**Short task:** For the listing below, give the number of lines in which "网络工程师" occurs. Add nothing.
** Start **
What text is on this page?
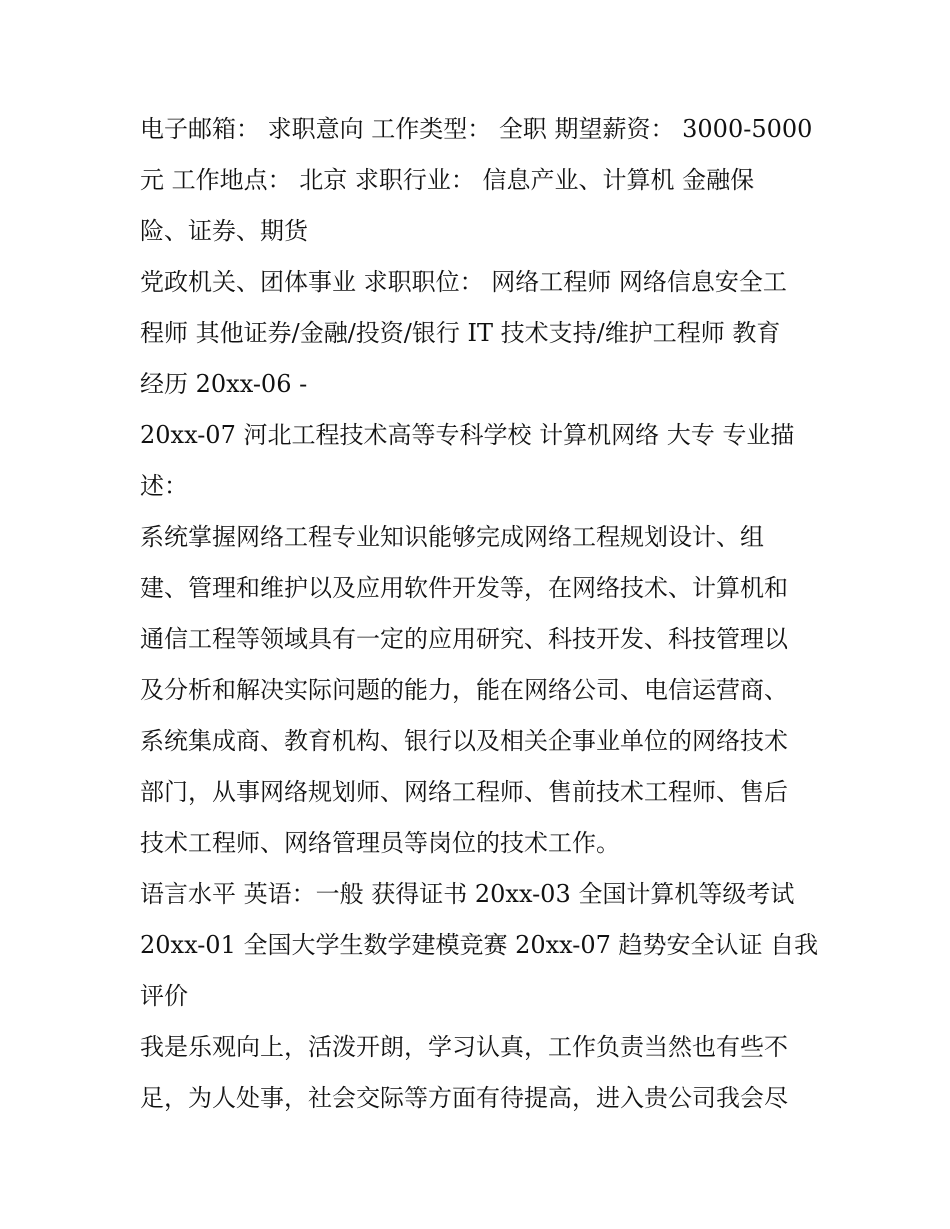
电子邮箱： 求职意向 工作类型： 全职 期望薪资： 3000-5000
元 工作地点： 北京 求职行业： 信息产业、计算机 金融保
险、证券、期货
党政机关、团体事业 求职职位： 网络工程师 网络信息安全工
程师 其他证券/金融/投资/银行 IT 技术支持/维护工程师 教育
经历 20xx-06 -
20xx-07 河北工程技术高等专科学校 计算机网络 大专 专业描
述：
系统掌握网络工程专业知识能够完成网络工程规划设计、组
建、管理和维护以及应用软件开发等，在网络技术、计算机和
通信工程等领域具有一定的应用研究、科技开发、科技管理以
及分析和解决实际问题的能力，能在网络公司、电信运营商、
系统集成商、教育机构、银行以及相关企事业单位的网络技术
部门，从事网络规划师、网络工程师、售前技术工程师、售后
技术工程师、网络管理员等岗位的技术工作。
语言水平 英语：一般 获得证书 20xx-03 全国计算机等级考试
20xx-01 全国大学生数学建模竞赛 20xx-07 趋势安全认证 自我
评价
我是乐观向上，活泼开朗，学习认真，工作负责当然也有些不
足，为人处事，社会交际等方面有待提高，进入贵公司我会尽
** End **
**Output below:** 2